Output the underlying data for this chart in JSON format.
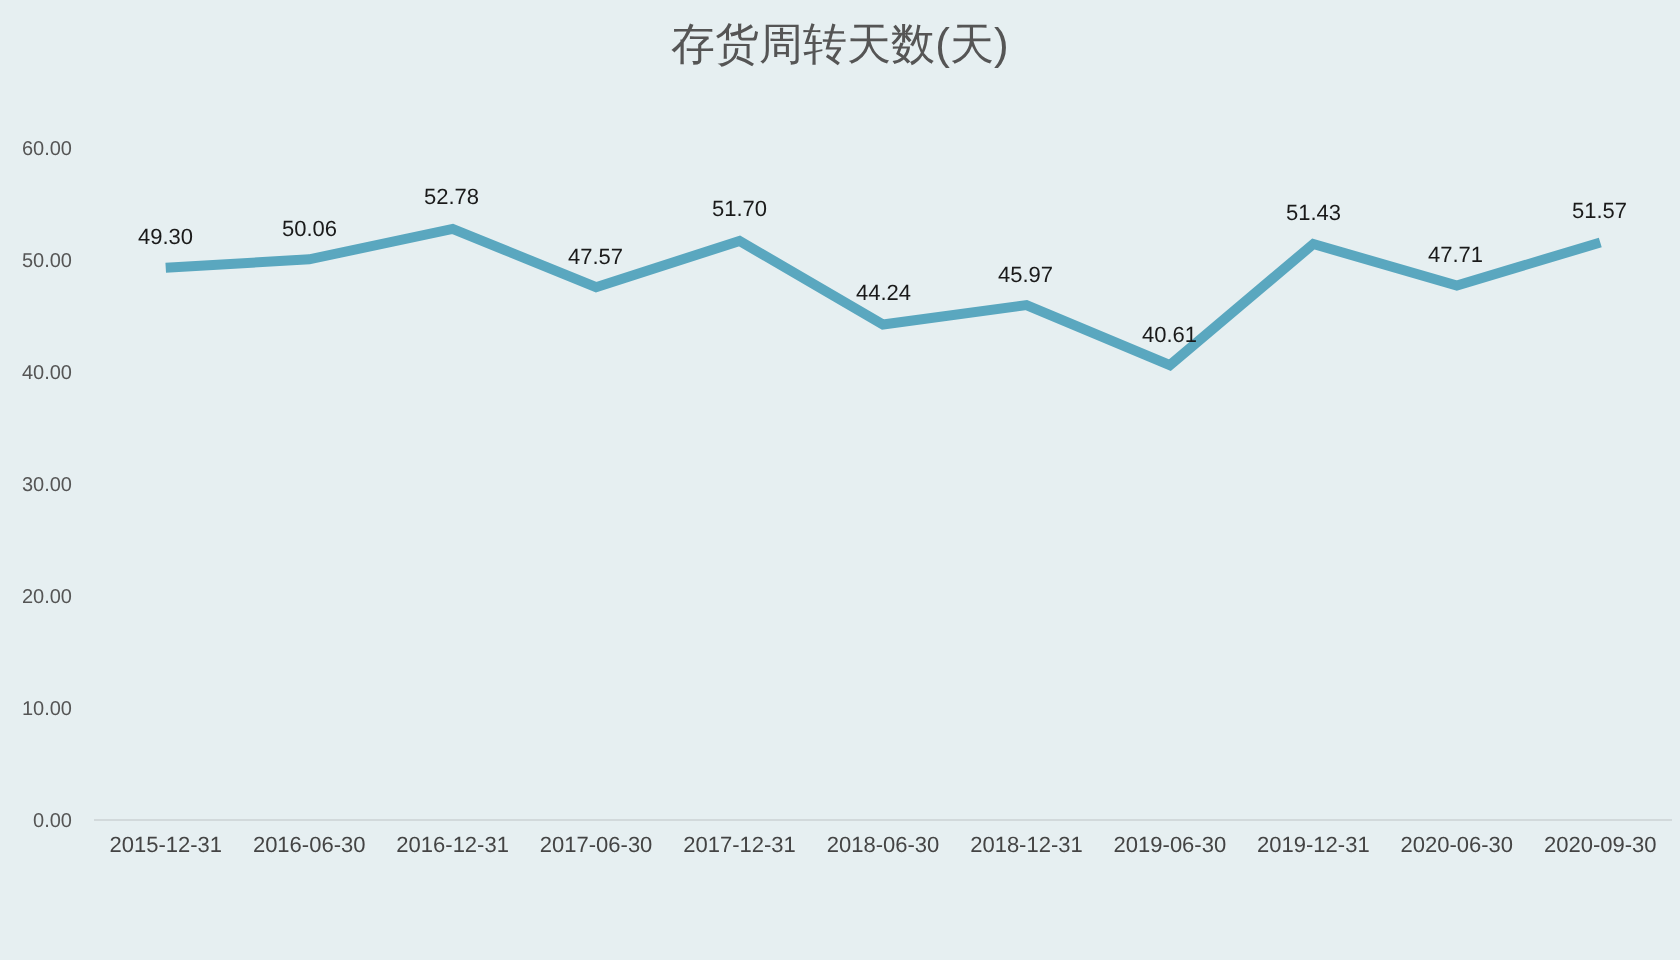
{
  "chart_data": {
    "type": "line",
    "title": "存货周转天数(天)",
    "categories": [
      "2015-12-31",
      "2016-06-30",
      "2016-12-31",
      "2017-06-30",
      "2017-12-31",
      "2018-06-30",
      "2018-12-31",
      "2019-06-30",
      "2019-12-31",
      "2020-06-30",
      "2020-09-30"
    ],
    "series": [
      {
        "color": "#5aa7bf",
        "values": [
          49.3,
          50.06,
          52.78,
          47.57,
          51.7,
          44.24,
          45.97,
          40.61,
          51.43,
          47.71,
          51.57
        ],
        "value_labels": [
          "49.30",
          "50.06",
          "52.78",
          "47.57",
          "51.70",
          "44.24",
          "45.97",
          "40.61",
          "51.43",
          "47.71",
          "51.57"
        ]
      }
    ],
    "ylim": [
      0,
      60
    ],
    "yticks": [
      {
        "value": 0,
        "label": "0.00"
      },
      {
        "value": 10,
        "label": "10.00"
      },
      {
        "value": 20,
        "label": "20.00"
      },
      {
        "value": 30,
        "label": "30.00"
      },
      {
        "value": 40,
        "label": "40.00"
      },
      {
        "value": 50,
        "label": "50.00"
      },
      {
        "value": 60,
        "label": "60.00"
      }
    ],
    "grid": false,
    "marker": "none",
    "line_style": "solid"
  }
}
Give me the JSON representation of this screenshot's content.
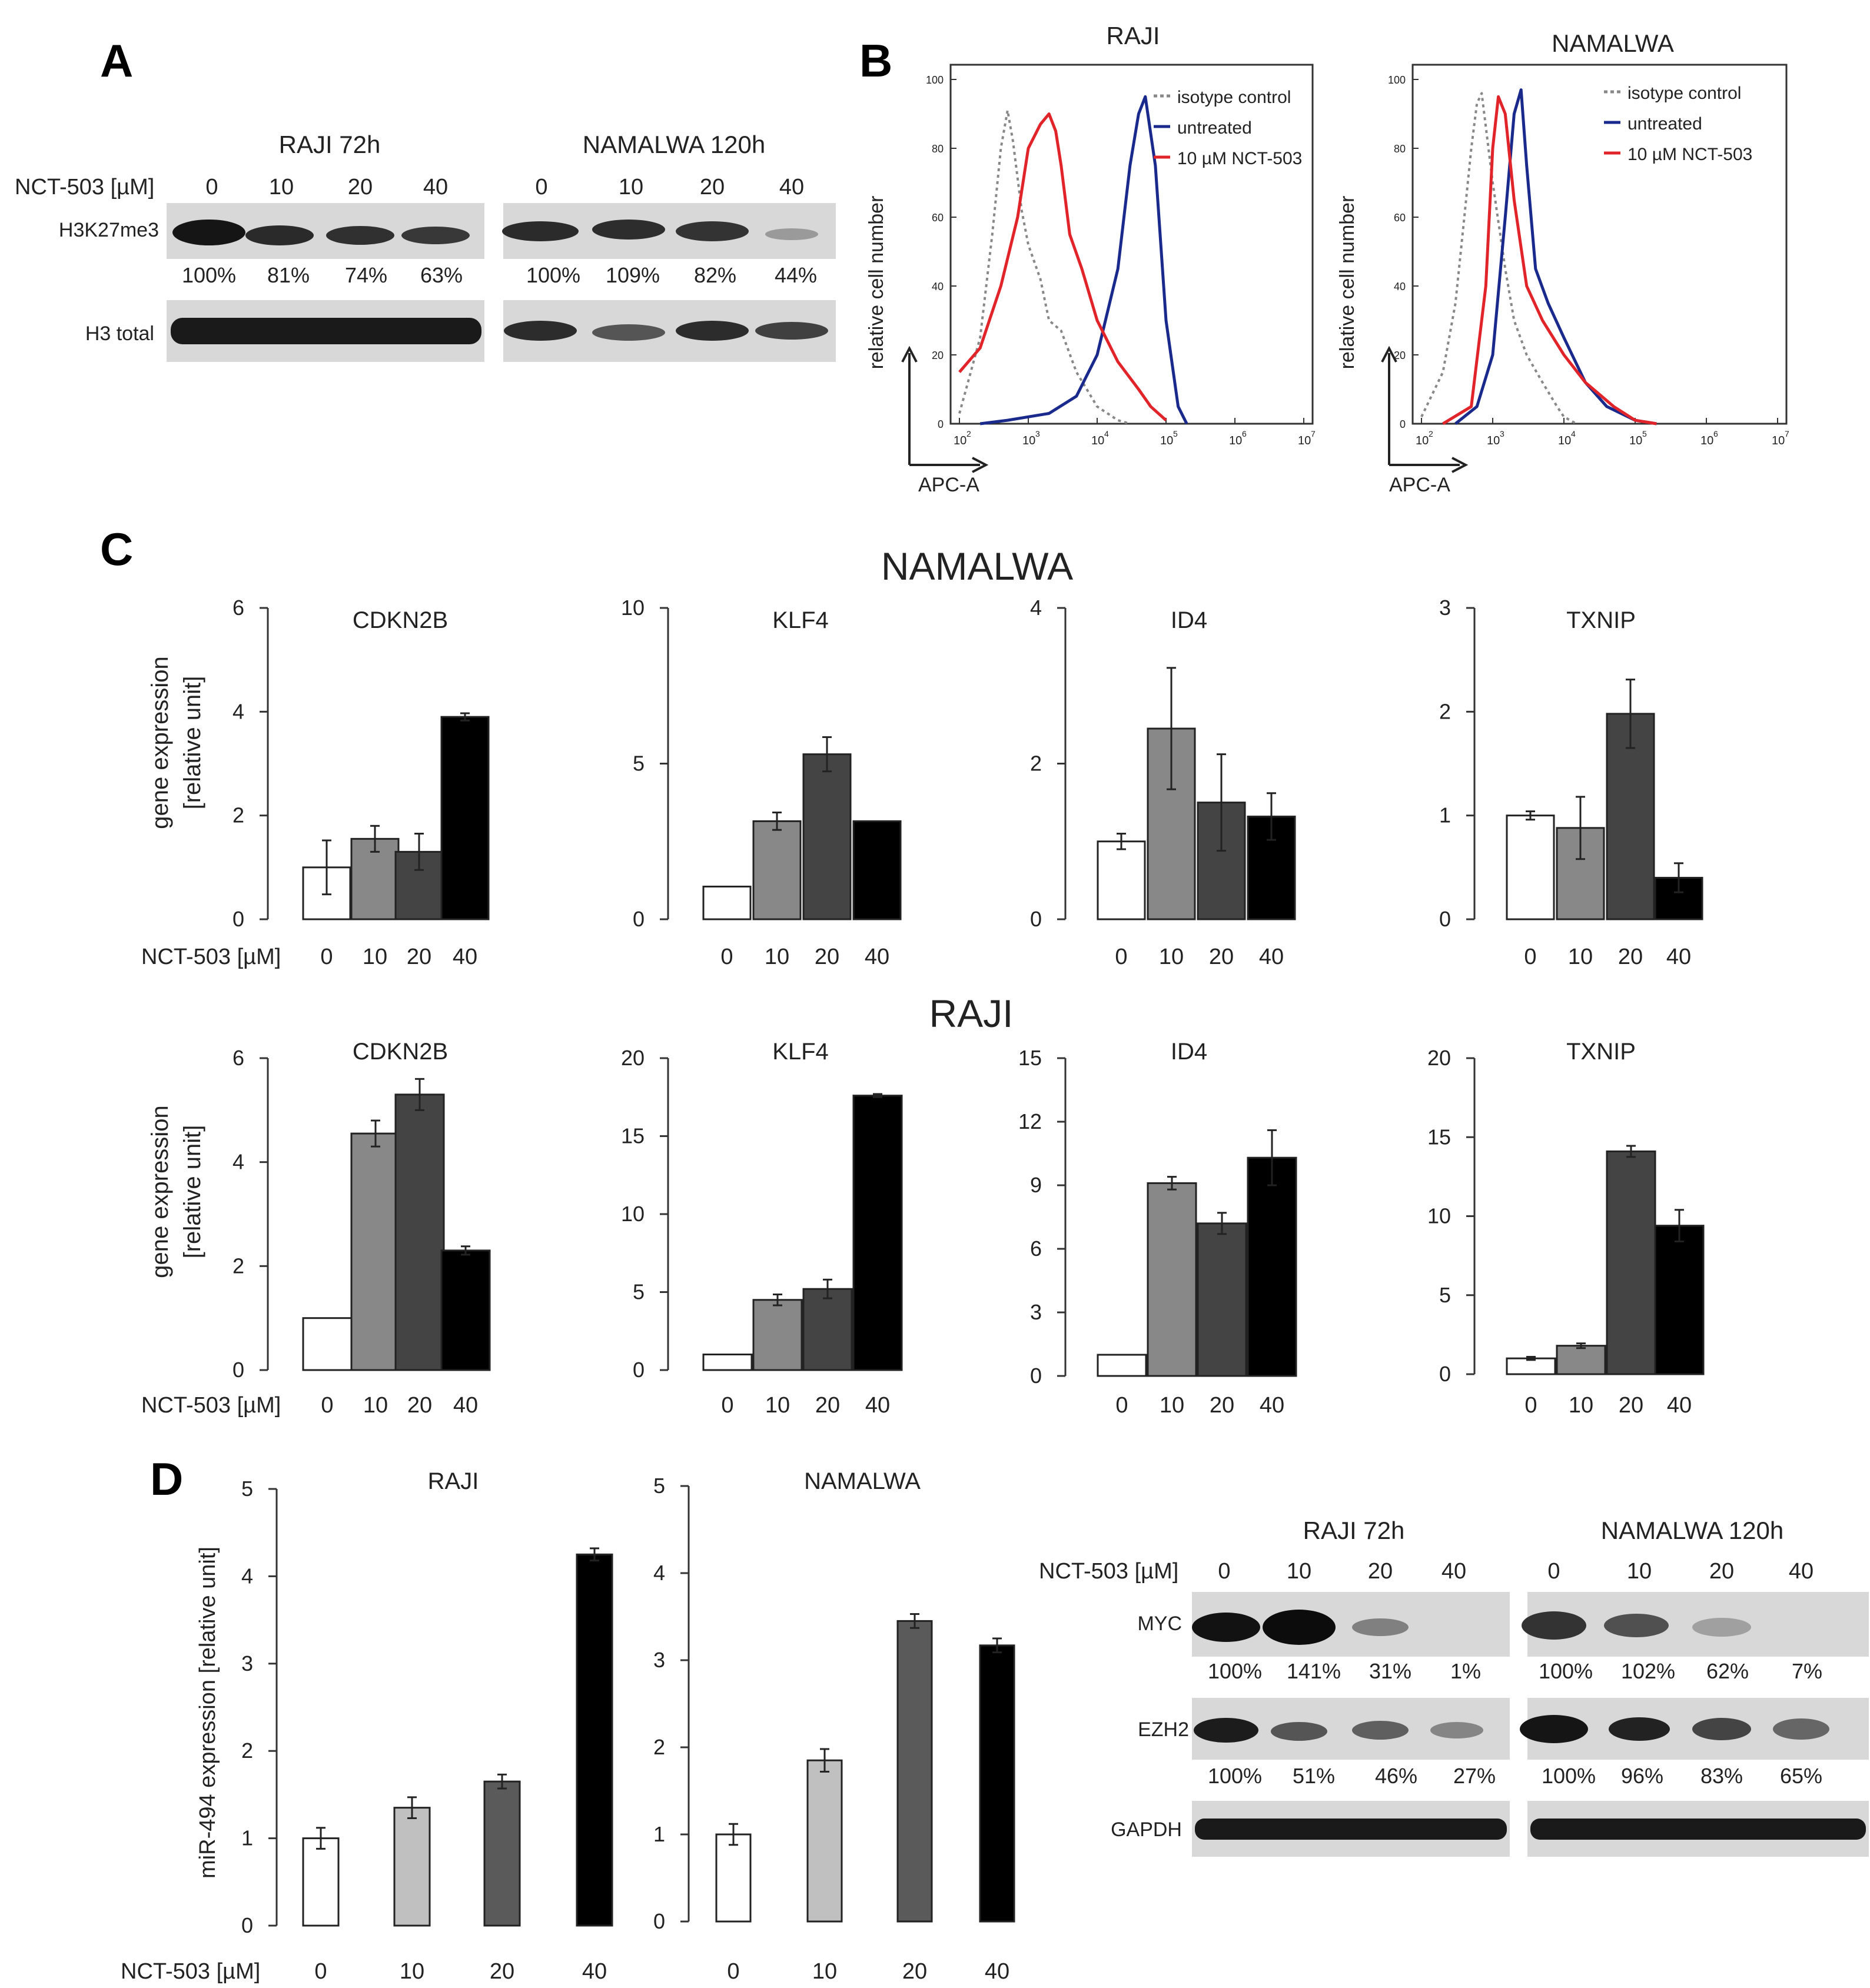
{
  "panels": {
    "a": "A",
    "b": "B",
    "c": "C",
    "d": "D"
  },
  "colors": {
    "red": "#e0242a",
    "blue": "#1a2a8c",
    "grey": "#888888",
    "bar0": "#ffffff",
    "bar10": "#888888",
    "bar20": "#444444",
    "bar40": "#000000",
    "dbar10": "#c0c0c0",
    "dbar20": "#5a5a5a"
  },
  "panelA": {
    "dose_label": "NCT-503 [µM]",
    "raji_title": "RAJI 72h",
    "namalwa_title": "NAMALWA 120h",
    "doses": [
      "0",
      "10",
      "20",
      "40"
    ],
    "row1_label": "H3K27me3",
    "row2_label": "H3 total",
    "raji_pct": [
      "100%",
      "81%",
      "74%",
      "63%"
    ],
    "namalwa_pct": [
      "100%",
      "109%",
      "82%",
      "44%"
    ]
  },
  "panelB": {
    "ylabel": "relative cell number",
    "xlabel": "APC-A",
    "yticks": [
      "0",
      "20",
      "40",
      "60",
      "80",
      "100"
    ],
    "xticks": [
      "10",
      "10",
      "10",
      "10",
      "10",
      "10"
    ],
    "xexp": [
      "2",
      "3",
      "4",
      "5",
      "6",
      "7"
    ],
    "legend": [
      "isotype control",
      "untreated",
      "10 µM NCT-503"
    ],
    "plots": [
      "RAJI",
      "NAMALWA"
    ]
  },
  "panelC": {
    "namalwa_title": "NAMALWA",
    "raji_title": "RAJI",
    "ylabel1": "gene expression",
    "ylabel2": "[relative unit]",
    "dose_label": "NCT-503 [µM]"
  },
  "panelD": {
    "ylabel": "miR-494 expression [relative unit]",
    "dose_label": "NCT-503 [µM]",
    "blot": {
      "raji_title": "RAJI 72h",
      "namalwa_title": "NAMALWA 120h",
      "dose_label": "NCT-503 [µM]",
      "doses": [
        "0",
        "10",
        "20",
        "40"
      ],
      "myc_label": "MYC",
      "ezh2_label": "EZH2",
      "gapdh_label": "GAPDH",
      "raji_myc": [
        "100%",
        "141%",
        "31%",
        "1%"
      ],
      "namalwa_myc": [
        "100%",
        "102%",
        "62%",
        "7%"
      ],
      "raji_ezh2": [
        "100%",
        "51%",
        "46%",
        "27%"
      ],
      "namalwa_ezh2": [
        "100%",
        "96%",
        "83%",
        "65%"
      ]
    }
  },
  "chart_data": [
    {
      "type": "line",
      "title": "RAJI",
      "xlabel": "APC-A",
      "ylabel": "relative cell number",
      "x_scale": "log10",
      "xlim": [
        100,
        10000000
      ],
      "ylim": [
        0,
        100
      ],
      "series": [
        {
          "name": "isotype control",
          "style": "dotted",
          "x": [
            100,
            200,
            300,
            400,
            500,
            600,
            800,
            1000,
            1500,
            2000,
            3000,
            5000,
            10000,
            20000,
            30000
          ],
          "y": [
            3,
            25,
            55,
            80,
            91,
            82,
            62,
            52,
            42,
            30,
            27,
            15,
            5,
            1,
            0
          ]
        },
        {
          "name": "untreated",
          "style": "solid",
          "x": [
            200,
            500,
            1000,
            2000,
            5000,
            10000,
            20000,
            30000,
            40000,
            50000,
            70000,
            100000,
            150000,
            200000
          ],
          "y": [
            0,
            1,
            2,
            3,
            8,
            20,
            45,
            75,
            90,
            95,
            75,
            30,
            5,
            0
          ]
        },
        {
          "name": "10 µM NCT-503",
          "style": "solid",
          "x": [
            100,
            200,
            400,
            700,
            1000,
            1500,
            2000,
            2500,
            3000,
            4000,
            6000,
            10000,
            20000,
            40000,
            60000,
            100000
          ],
          "y": [
            15,
            22,
            40,
            60,
            80,
            87,
            90,
            85,
            75,
            55,
            45,
            30,
            18,
            10,
            5,
            1
          ]
        }
      ]
    },
    {
      "type": "line",
      "title": "NAMALWA",
      "xlabel": "APC-A",
      "ylabel": "relative cell number",
      "x_scale": "log10",
      "xlim": [
        100,
        10000000
      ],
      "ylim": [
        0,
        100
      ],
      "series": [
        {
          "name": "isotype control",
          "style": "dotted",
          "x": [
            100,
            200,
            300,
            400,
            500,
            600,
            700,
            1000,
            1500,
            2000,
            3000,
            5000,
            8000,
            10000,
            15000
          ],
          "y": [
            2,
            15,
            35,
            60,
            80,
            93,
            96,
            70,
            45,
            30,
            20,
            12,
            5,
            2,
            0
          ]
        },
        {
          "name": "untreated",
          "style": "solid",
          "x": [
            300,
            600,
            1000,
            1500,
            2000,
            2500,
            3000,
            4000,
            6000,
            10000,
            20000,
            40000,
            100000,
            200000
          ],
          "y": [
            0,
            5,
            20,
            60,
            90,
            97,
            75,
            45,
            35,
            25,
            12,
            5,
            1,
            0
          ]
        },
        {
          "name": "10 µM NCT-503",
          "style": "solid",
          "x": [
            200,
            500,
            800,
            1000,
            1200,
            1500,
            2000,
            3000,
            5000,
            10000,
            20000,
            50000,
            100000,
            200000
          ],
          "y": [
            0,
            5,
            40,
            80,
            95,
            90,
            65,
            40,
            30,
            20,
            12,
            5,
            1,
            0
          ]
        }
      ]
    },
    {
      "type": "bar",
      "group": "NAMALWA",
      "title": "CDKN2B",
      "categories": [
        "0",
        "10",
        "20",
        "40"
      ],
      "values": [
        1.0,
        1.55,
        1.3,
        3.9
      ],
      "errors": [
        0.52,
        0.25,
        0.35,
        0.07
      ],
      "ylim": [
        0,
        6
      ],
      "yticks": [
        0,
        2,
        4,
        6
      ]
    },
    {
      "type": "bar",
      "group": "NAMALWA",
      "title": "KLF4",
      "categories": [
        "0",
        "10",
        "20",
        "40"
      ],
      "values": [
        1.05,
        3.15,
        5.3,
        3.15
      ],
      "errors": [
        0,
        0.28,
        0.55,
        0
      ],
      "ylim": [
        0,
        10
      ],
      "yticks": [
        0,
        5,
        10
      ]
    },
    {
      "type": "bar",
      "group": "NAMALWA",
      "title": "ID4",
      "categories": [
        "0",
        "10",
        "20",
        "40"
      ],
      "values": [
        1.0,
        2.45,
        1.5,
        1.32
      ],
      "errors": [
        0.1,
        0.78,
        0.62,
        0.3
      ],
      "ylim": [
        0,
        4
      ],
      "yticks": [
        0,
        2,
        4
      ]
    },
    {
      "type": "bar",
      "group": "NAMALWA",
      "title": "TXNIP",
      "categories": [
        "0",
        "10",
        "20",
        "40"
      ],
      "values": [
        1.0,
        0.88,
        1.98,
        0.4
      ],
      "errors": [
        0.04,
        0.3,
        0.33,
        0.14
      ],
      "ylim": [
        0,
        3
      ],
      "yticks": [
        0,
        1,
        2,
        3
      ]
    },
    {
      "type": "bar",
      "group": "RAJI",
      "title": "CDKN2B",
      "categories": [
        "0",
        "10",
        "20",
        "40"
      ],
      "values": [
        1.0,
        4.55,
        5.3,
        2.3
      ],
      "errors": [
        0,
        0.25,
        0.3,
        0.08
      ],
      "ylim": [
        0,
        6
      ],
      "yticks": [
        0,
        2,
        4,
        6
      ]
    },
    {
      "type": "bar",
      "group": "RAJI",
      "title": "KLF4",
      "categories": [
        "0",
        "10",
        "20",
        "40"
      ],
      "values": [
        1.0,
        4.5,
        5.2,
        17.6
      ],
      "errors": [
        0,
        0.35,
        0.6,
        0.1
      ],
      "ylim": [
        0,
        20
      ],
      "yticks": [
        0,
        5,
        10,
        15,
        20
      ]
    },
    {
      "type": "bar",
      "group": "RAJI",
      "title": "ID4",
      "categories": [
        "0",
        "10",
        "20",
        "40"
      ],
      "values": [
        1.0,
        9.1,
        7.2,
        10.3
      ],
      "errors": [
        0,
        0.3,
        0.5,
        1.3
      ],
      "ylim": [
        0,
        15
      ],
      "yticks": [
        0,
        3,
        6,
        9,
        12,
        15
      ]
    },
    {
      "type": "bar",
      "group": "RAJI",
      "title": "TXNIP",
      "categories": [
        "0",
        "10",
        "20",
        "40"
      ],
      "values": [
        1.0,
        1.8,
        14.1,
        9.4
      ],
      "errors": [
        0.1,
        0.15,
        0.35,
        1.0
      ],
      "ylim": [
        0,
        20
      ],
      "yticks": [
        0,
        5,
        10,
        15,
        20
      ]
    },
    {
      "type": "bar",
      "group": "D",
      "title": "RAJI",
      "categories": [
        "0",
        "10",
        "20",
        "40"
      ],
      "values": [
        1.0,
        1.35,
        1.65,
        4.25
      ],
      "errors": [
        0.12,
        0.12,
        0.08,
        0.07
      ],
      "ylim": [
        0,
        5
      ],
      "yticks": [
        0,
        1,
        2,
        3,
        4,
        5
      ]
    },
    {
      "type": "bar",
      "group": "D",
      "title": "NAMALWA",
      "categories": [
        "0",
        "10",
        "20",
        "40"
      ],
      "values": [
        1.0,
        1.85,
        3.45,
        3.17
      ],
      "errors": [
        0.12,
        0.13,
        0.08,
        0.08
      ],
      "ylim": [
        0,
        5
      ],
      "yticks": [
        0,
        1,
        2,
        3,
        4,
        5
      ]
    }
  ]
}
---*---
• Exercise prompt: Pull out every line above that holds the word "unit".

• Final result:
    "ylabel2": "[relative unit]",
    "ylabel": "miR-494 expression [relative unit]",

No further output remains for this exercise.